- **Collected data entries**
------------
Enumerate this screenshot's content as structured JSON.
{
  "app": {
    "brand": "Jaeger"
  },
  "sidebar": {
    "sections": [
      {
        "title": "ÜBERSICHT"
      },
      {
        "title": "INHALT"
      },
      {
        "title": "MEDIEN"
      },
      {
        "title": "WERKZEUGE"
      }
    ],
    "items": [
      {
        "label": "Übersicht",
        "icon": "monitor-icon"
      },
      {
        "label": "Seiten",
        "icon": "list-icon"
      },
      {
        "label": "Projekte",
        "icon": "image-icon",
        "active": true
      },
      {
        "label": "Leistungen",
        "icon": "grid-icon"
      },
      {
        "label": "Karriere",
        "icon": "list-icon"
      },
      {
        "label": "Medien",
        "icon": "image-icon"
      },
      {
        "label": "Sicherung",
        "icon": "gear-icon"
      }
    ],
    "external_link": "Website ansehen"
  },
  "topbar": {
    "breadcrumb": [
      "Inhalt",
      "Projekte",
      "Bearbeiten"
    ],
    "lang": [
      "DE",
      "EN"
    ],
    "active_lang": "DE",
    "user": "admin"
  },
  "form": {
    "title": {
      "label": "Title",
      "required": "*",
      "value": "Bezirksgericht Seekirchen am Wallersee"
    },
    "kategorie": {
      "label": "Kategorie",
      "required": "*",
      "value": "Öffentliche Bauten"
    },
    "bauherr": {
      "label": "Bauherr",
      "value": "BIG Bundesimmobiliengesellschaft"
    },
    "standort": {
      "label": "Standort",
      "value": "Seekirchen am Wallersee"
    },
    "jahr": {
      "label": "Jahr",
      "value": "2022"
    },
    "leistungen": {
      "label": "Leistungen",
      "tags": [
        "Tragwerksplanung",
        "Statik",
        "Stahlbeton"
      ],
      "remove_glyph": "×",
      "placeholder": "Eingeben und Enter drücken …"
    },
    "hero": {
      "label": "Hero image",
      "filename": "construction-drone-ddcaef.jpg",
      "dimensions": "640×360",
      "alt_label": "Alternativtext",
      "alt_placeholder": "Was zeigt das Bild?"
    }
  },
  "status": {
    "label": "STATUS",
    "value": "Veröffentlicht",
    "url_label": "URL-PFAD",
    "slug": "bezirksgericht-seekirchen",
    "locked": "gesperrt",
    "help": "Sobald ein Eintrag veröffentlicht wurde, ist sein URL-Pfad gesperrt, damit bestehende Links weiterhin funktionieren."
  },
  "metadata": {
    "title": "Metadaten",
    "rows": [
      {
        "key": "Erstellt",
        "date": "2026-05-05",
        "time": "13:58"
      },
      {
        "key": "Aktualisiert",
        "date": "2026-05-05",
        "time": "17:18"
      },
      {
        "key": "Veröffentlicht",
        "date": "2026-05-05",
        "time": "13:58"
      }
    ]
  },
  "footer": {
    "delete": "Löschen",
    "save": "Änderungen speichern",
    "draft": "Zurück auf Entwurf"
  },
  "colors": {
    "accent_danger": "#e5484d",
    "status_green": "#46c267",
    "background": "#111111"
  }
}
------------
- **STATED EXERCISE**
Pick every line with "gesperrt" in it and copy it.

- **ANSWER FOR THE TASK**
    "locked": "gesperrt",
    "help": "Sobald ein Eintrag veröffentlicht wurde, ist sein URL-Pfad gesperrt, damit bestehende Links weiterhin funktionieren."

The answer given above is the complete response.